### DATA FOR THIS TASK
-.-.-
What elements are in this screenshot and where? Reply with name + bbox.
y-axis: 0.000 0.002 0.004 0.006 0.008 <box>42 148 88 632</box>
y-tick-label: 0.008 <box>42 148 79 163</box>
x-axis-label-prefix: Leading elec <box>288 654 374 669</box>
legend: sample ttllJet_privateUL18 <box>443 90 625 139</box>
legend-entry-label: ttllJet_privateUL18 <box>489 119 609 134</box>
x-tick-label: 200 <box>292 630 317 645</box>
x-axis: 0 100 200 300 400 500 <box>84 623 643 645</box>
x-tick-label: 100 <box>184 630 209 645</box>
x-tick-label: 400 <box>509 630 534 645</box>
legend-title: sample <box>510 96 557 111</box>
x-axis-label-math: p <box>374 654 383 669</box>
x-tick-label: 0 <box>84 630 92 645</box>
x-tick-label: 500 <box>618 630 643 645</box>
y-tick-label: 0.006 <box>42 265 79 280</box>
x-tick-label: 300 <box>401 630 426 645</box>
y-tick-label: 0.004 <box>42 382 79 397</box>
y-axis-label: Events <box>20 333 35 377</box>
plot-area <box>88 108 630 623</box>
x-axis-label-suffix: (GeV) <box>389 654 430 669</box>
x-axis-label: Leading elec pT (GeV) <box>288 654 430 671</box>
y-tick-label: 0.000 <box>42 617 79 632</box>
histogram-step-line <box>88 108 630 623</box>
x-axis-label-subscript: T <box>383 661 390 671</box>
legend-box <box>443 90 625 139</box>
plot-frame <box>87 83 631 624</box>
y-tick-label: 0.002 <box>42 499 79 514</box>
-.-.-
### DESCRIPTION OF THE TASK
Print every item above again, line for line, with no changes.

### ANSWER TO THIS TASK
What elements are in this screenshot and where? Reply with name + bbox.
y-axis: 0.000 0.002 0.004 0.006 0.008 <box>42 148 88 632</box>
y-tick-label: 0.008 <box>42 148 79 163</box>
x-axis-label-prefix: Leading elec <box>288 654 374 669</box>
legend: sample ttllJet_privateUL18 <box>443 90 625 139</box>
legend-entry-label: ttllJet_privateUL18 <box>489 119 609 134</box>
x-tick-label: 200 <box>292 630 317 645</box>
x-axis: 0 100 200 300 400 500 <box>84 623 643 645</box>
x-tick-label: 100 <box>184 630 209 645</box>
x-tick-label: 400 <box>509 630 534 645</box>
legend-title: sample <box>510 96 557 111</box>
x-axis-label-math: p <box>374 654 383 669</box>
x-tick-label: 0 <box>84 630 92 645</box>
x-tick-label: 500 <box>618 630 643 645</box>
y-tick-label: 0.006 <box>42 265 79 280</box>
x-tick-label: 300 <box>401 630 426 645</box>
y-tick-label: 0.004 <box>42 382 79 397</box>
y-axis-label: Events <box>20 333 35 377</box>
plot-area <box>88 108 630 623</box>
x-axis-label-suffix: (GeV) <box>389 654 430 669</box>
x-axis-label: Leading elec pT (GeV) <box>288 654 430 671</box>
y-tick-label: 0.000 <box>42 617 79 632</box>
histogram-step-line <box>88 108 630 623</box>
x-axis-label-subscript: T <box>383 661 390 671</box>
legend-box <box>443 90 625 139</box>
plot-frame <box>87 83 631 624</box>
y-tick-label: 0.002 <box>42 499 79 514</box>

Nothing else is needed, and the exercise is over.